**Extracted entries**

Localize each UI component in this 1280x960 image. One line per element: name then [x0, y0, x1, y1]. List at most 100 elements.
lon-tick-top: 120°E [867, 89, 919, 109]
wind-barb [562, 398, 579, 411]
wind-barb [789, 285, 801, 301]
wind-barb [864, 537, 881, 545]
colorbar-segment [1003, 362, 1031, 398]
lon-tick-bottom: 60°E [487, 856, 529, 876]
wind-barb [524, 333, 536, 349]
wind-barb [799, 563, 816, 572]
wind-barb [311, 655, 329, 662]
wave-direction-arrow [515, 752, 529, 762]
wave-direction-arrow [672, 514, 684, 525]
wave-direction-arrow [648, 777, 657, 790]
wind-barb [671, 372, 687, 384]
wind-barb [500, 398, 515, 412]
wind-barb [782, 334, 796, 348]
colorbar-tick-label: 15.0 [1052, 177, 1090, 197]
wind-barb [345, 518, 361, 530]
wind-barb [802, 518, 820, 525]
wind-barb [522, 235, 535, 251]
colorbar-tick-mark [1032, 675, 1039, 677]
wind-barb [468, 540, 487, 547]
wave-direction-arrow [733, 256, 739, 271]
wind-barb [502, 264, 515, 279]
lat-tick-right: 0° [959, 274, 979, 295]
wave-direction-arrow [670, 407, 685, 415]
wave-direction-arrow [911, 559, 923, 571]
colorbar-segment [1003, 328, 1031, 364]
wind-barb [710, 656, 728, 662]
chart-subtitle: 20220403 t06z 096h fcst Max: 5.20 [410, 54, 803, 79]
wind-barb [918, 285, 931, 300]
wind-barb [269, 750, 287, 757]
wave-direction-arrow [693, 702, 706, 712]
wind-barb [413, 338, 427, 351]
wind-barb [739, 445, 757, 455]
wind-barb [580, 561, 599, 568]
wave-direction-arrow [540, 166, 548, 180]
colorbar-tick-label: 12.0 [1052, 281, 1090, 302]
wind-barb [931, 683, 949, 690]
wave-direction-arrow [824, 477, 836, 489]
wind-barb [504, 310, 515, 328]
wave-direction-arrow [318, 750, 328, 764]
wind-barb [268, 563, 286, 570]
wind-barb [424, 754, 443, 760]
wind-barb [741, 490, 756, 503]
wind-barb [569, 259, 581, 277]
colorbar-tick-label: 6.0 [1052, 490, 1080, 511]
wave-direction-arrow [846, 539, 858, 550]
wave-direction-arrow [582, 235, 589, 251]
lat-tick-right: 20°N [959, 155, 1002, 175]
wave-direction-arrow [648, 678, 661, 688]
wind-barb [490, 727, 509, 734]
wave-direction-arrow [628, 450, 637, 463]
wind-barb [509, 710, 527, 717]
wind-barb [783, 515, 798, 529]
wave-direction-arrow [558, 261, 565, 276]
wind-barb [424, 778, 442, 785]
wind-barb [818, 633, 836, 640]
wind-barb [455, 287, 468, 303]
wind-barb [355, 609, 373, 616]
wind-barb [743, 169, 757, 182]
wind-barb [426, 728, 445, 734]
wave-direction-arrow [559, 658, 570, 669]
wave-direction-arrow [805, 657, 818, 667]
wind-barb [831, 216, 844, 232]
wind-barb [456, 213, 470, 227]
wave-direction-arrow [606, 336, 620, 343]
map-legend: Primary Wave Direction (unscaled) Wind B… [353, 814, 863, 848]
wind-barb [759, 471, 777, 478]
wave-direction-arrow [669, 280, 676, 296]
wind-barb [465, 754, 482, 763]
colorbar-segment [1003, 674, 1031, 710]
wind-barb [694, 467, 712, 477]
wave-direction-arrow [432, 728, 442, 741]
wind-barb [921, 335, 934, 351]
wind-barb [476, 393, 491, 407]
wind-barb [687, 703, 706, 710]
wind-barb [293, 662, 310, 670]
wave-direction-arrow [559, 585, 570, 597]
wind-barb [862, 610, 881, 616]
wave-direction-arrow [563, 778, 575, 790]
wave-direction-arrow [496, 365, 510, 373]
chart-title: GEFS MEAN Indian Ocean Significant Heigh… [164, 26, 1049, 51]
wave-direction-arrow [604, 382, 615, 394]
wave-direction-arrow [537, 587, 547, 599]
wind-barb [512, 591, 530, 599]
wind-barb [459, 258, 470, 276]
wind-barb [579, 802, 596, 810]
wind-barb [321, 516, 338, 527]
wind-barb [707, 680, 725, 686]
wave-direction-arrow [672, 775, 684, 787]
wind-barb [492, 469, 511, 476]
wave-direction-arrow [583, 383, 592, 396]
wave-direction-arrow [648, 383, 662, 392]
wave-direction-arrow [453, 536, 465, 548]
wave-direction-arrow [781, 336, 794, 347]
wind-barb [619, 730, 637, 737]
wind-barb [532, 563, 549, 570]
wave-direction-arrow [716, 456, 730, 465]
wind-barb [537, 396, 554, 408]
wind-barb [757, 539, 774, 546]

**Problem statement**
Turn every line of the items above into a numbered list, leaving out any blank lines.

**Expected answer**
1. Localize each UI component in this 1280x960 image. One line per element: name then [x0, y0, x1, y1]. List at most 100 elements.
2. lon-tick-top: 120°E [867, 89, 919, 109]
3. wind-barb [562, 398, 579, 411]
4. wind-barb [789, 285, 801, 301]
5. wind-barb [864, 537, 881, 545]
6. colorbar-segment [1003, 362, 1031, 398]
7. lon-tick-bottom: 60°E [487, 856, 529, 876]
8. wind-barb [524, 333, 536, 349]
9. wind-barb [799, 563, 816, 572]
10. wind-barb [311, 655, 329, 662]
11. wave-direction-arrow [515, 752, 529, 762]
12. wave-direction-arrow [672, 514, 684, 525]
13. wave-direction-arrow [648, 777, 657, 790]
14. wind-barb [671, 372, 687, 384]
15. wind-barb [500, 398, 515, 412]
16. wind-barb [782, 334, 796, 348]
17. colorbar-tick-label: 15.0 [1052, 177, 1090, 197]
18. wind-barb [345, 518, 361, 530]
19. wind-barb [802, 518, 820, 525]
20. wind-barb [522, 235, 535, 251]
21. colorbar-tick-mark [1032, 675, 1039, 677]
22. wind-barb [468, 540, 487, 547]
23. wave-direction-arrow [733, 256, 739, 271]
24. wind-barb [502, 264, 515, 279]
25. lat-tick-right: 0° [959, 274, 979, 295]
26. wave-direction-arrow [670, 407, 685, 415]
27. wave-direction-arrow [911, 559, 923, 571]
28. colorbar-segment [1003, 328, 1031, 364]
29. wind-barb [710, 656, 728, 662]
30. chart-subtitle: 20220403 t06z 096h fcst Max: 5.20 [410, 54, 803, 79]
31. wind-barb [918, 285, 931, 300]
32. wind-barb [269, 750, 287, 757]
33. wave-direction-arrow [693, 702, 706, 712]
34. wind-barb [413, 338, 427, 351]
35. wind-barb [739, 445, 757, 455]
36. wind-barb [580, 561, 599, 568]
37. wave-direction-arrow [540, 166, 548, 180]
38. colorbar-tick-label: 12.0 [1052, 281, 1090, 302]
39. wind-barb [931, 683, 949, 690]
40. wave-direction-arrow [824, 477, 836, 489]
41. wind-barb [504, 310, 515, 328]
42. wave-direction-arrow [318, 750, 328, 764]
43. wind-barb [268, 563, 286, 570]
44. wind-barb [424, 754, 443, 760]
45. wind-barb [741, 490, 756, 503]
46. wind-barb [569, 259, 581, 277]
47. colorbar-tick-label: 6.0 [1052, 490, 1080, 511]
48. wave-direction-arrow [846, 539, 858, 550]
49. wave-direction-arrow [582, 235, 589, 251]
50. lat-tick-right: 20°N [959, 155, 1002, 175]
51. wave-direction-arrow [648, 678, 661, 688]
52. wind-barb [490, 727, 509, 734]
53. wave-direction-arrow [628, 450, 637, 463]
54. wind-barb [509, 710, 527, 717]
55. wind-barb [783, 515, 798, 529]
56. wave-direction-arrow [558, 261, 565, 276]
57. wind-barb [424, 778, 442, 785]
58. wind-barb [818, 633, 836, 640]
59. wind-barb [455, 287, 468, 303]
60. wind-barb [355, 609, 373, 616]
61. wind-barb [743, 169, 757, 182]
62. wind-barb [426, 728, 445, 734]
63. wave-direction-arrow [559, 658, 570, 669]
64. wave-direction-arrow [805, 657, 818, 667]
65. wind-barb [831, 216, 844, 232]
66. wind-barb [456, 213, 470, 227]
67. wave-direction-arrow [606, 336, 620, 343]
68. map-legend: Primary Wave Direction (unscaled) Wind B… [353, 814, 863, 848]
69. wind-barb [759, 471, 777, 478]
70. wave-direction-arrow [669, 280, 676, 296]
71. wind-barb [465, 754, 482, 763]
72. colorbar-segment [1003, 674, 1031, 710]
73. wind-barb [694, 467, 712, 477]
74. wave-direction-arrow [432, 728, 442, 741]
75. wind-barb [921, 335, 934, 351]
76. wind-barb [476, 393, 491, 407]
77. wind-barb [687, 703, 706, 710]
78. wind-barb [293, 662, 310, 670]
79. wave-direction-arrow [559, 585, 570, 597]
80. wind-barb [862, 610, 881, 616]
81. wave-direction-arrow [563, 778, 575, 790]
82. wave-direction-arrow [496, 365, 510, 373]
83. chart-title: GEFS MEAN Indian Ocean Significant Heigh… [164, 26, 1049, 51]
84. wave-direction-arrow [604, 382, 615, 394]
85. wave-direction-arrow [537, 587, 547, 599]
86. wind-barb [512, 591, 530, 599]
87. wind-barb [459, 258, 470, 276]
88. wind-barb [579, 802, 596, 810]
89. wind-barb [321, 516, 338, 527]
90. wind-barb [707, 680, 725, 686]
91. wave-direction-arrow [672, 775, 684, 787]
92. wind-barb [492, 469, 511, 476]
93. wave-direction-arrow [583, 383, 592, 396]
94. wave-direction-arrow [648, 383, 662, 392]
95. wave-direction-arrow [453, 536, 465, 548]
96. wave-direction-arrow [781, 336, 794, 347]
97. wind-barb [619, 730, 637, 737]
98. wind-barb [532, 563, 549, 570]
99. wave-direction-arrow [716, 456, 730, 465]
100. wind-barb [537, 396, 554, 408]
101. wind-barb [757, 539, 774, 546]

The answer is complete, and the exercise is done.